■ **PROBLEM DETAILS**:
Identify each line in the records below that contains the word "nakrápění", and copy it.

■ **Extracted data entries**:
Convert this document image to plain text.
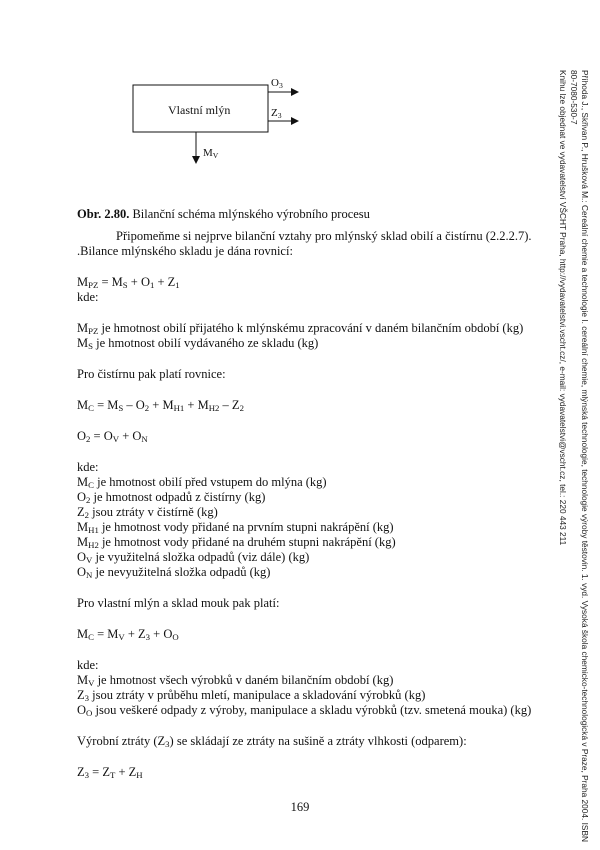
Vlastní mlýn
$O_3$
$Z_3$
$M_V$
Obr. 2.80. Bilanční schéma mlýnského výrobního procesu

Připomeňme si nejprve bilanční vztahy pro mlýnský sklad obilí a čistírnu (2.2.2.7).

.Bilance mlýnského skladu je dána rovnicí:

$M_{PZ} = M_S + O_1 + Z_1$

kde:

$M_{PZ}$ je hmotnost obilí přijatého k mlýnskému zpracování v daném bilančním období (kg)

$M_S$ je hmotnost obilí vydávaného ze skladu (kg)

Pro čistírnu pak platí rovnice:

$M_C = M_S - O_2 + M_{H1} + M_{H2} - Z_2$

$O_2 = O_V + O_N$

kde:

$M_C$ je hmotnost obilí před vstupem do mlýna (kg)

$O_2$ je hmotnost odpadů z čistírny (kg)

$Z_2$ jsou ztráty v čistírně (kg)

$M_{H1}$ je hmotnost vody přidané na prvním stupni nakrápění (kg)

$M_{H2}$ je hmotnost vody přidané na druhém stupni nakrápění (kg)

$O_V$ je využitelná složka odpadů (viz dále) (kg)

$O_N$ je nevyužitelná složka odpadů (kg)

Pro vlastní mlýn a sklad mouk pak platí:

$M_C = M_V + Z_3 + O_O$

kde:

$M_V$ je hmotnost všech výrobků v daném bilančním období (kg)

$Z_3$ jsou ztráty v průběhu mletí, manipulace a skladování výrobků (kg)

$O_O$ jsou veškeré odpady z výroby, manipulace a skladu výrobků (tzv. smetená mouka) (kg)

Výrobní ztráty $(Z_3)$ se skládají ze ztráty na sušině a ztráty vlhkosti (odparem):

$Z_3 = Z_T + Z_H$

169	Příhoda J., Skřivan P., Hrušková M.: Cereální chemie a technologie I. cereální chemie, mlýnská technologie, technologie výroby těstovin. 1. vyd. Vysoká škola chemicko-technologická v Praze, Praha 2004. ISBN

80-7080-530-7

Knihu lze objednat ve vydavatelství VŠCHT Praha, http://vydavatelstvi.vscht.cz/, e-mail: vydavatelstvi@vscht.cz, tel.: 220 443 211
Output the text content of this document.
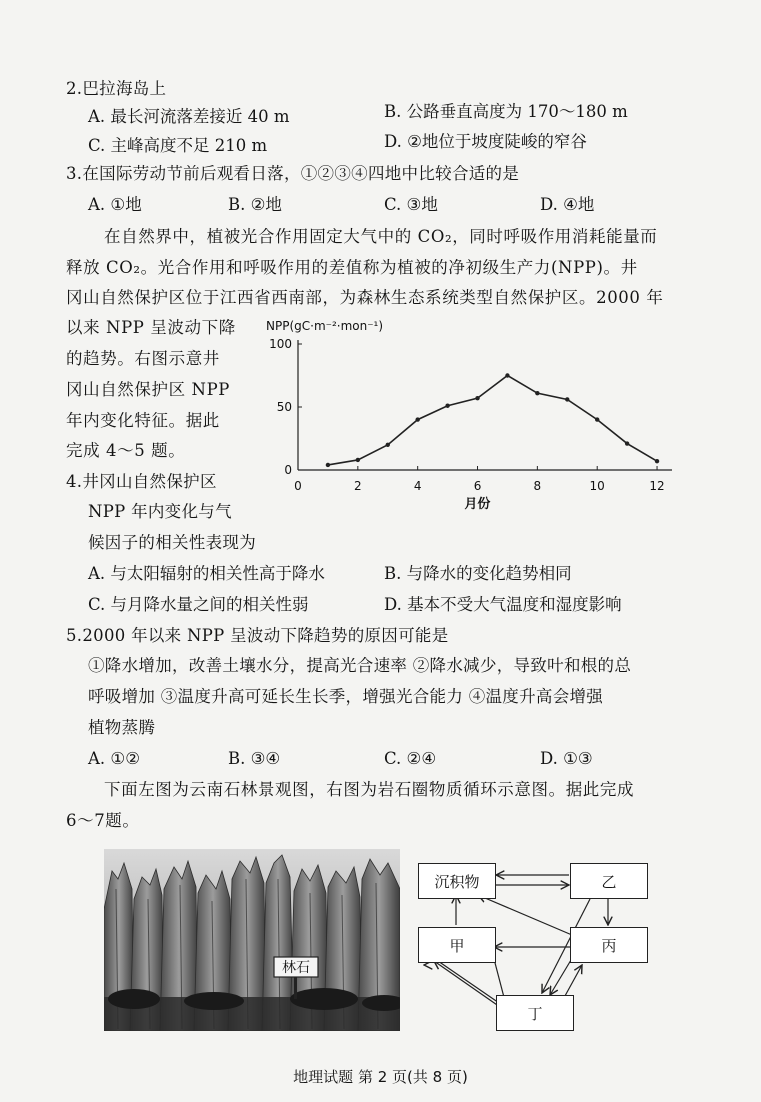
2.巴拉海岛上
A. 最长河流落差接近 40 m	B. 公路垂直高度为 170～180 m
C. 主峰高度不足 210 m	D. ②地位于坡度陡峻的窄谷
3.在国际劳动节前后观看日落，①②③④四地中比较合适的是
A. ①地	B. ②地	C. ③地	D. ④地
在自然界中，植被光合作用固定大气中的 CO₂，同时呼吸作用消耗能量而
释放 CO₂。光合作用和呼吸作用的差值称为植被的净初级生产力(NPP)。井
冈山自然保护区位于江西省西南部，为森林生态系统类型自然保护区。2000 年
以来 NPP 呈波动下降
的趋势。右图示意井
冈山自然保护区 NPP
年内变化特征。据此
完成 4～5 题。
NPP(gC·m⁻²·mon⁻¹)
0
50
100
0	2	4	6	8	10	12
月份
4.井冈山自然保护区
NPP 年内变化与气
候因子的相关性表现为
A. 与太阳辐射的相关性高于降水	B. 与降水的变化趋势相同
C. 与月降水量之间的相关性弱	D. 基本不受大气温度和湿度影响
5.2000 年以来 NPP 呈波动下降趋势的原因可能是
①降水增加，改善土壤水分，提高光合速率 ②降水减少，导致叶和根的总
呼吸增加 ③温度升高可延长生长季，增强光合能力 ④温度升高会增强
植物蒸腾
A. ①②	B. ③④	C. ②④	D. ①③
下面左图为云南石林景观图，右图为岩石圈物质循环示意图。据此完成
6～7题。
林石
沉积物	乙
甲	丙
丁
地理试题 第 2 页(共 8 页)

■ **SOLUTION TO THE EXERCISE**:
$M_{H1}$ je hmotnost vody přidané na prvním stupni nakrápění (kg)
$M_{H2}$ je hmotnost vody přidané na druhém stupni nakrápění (kg)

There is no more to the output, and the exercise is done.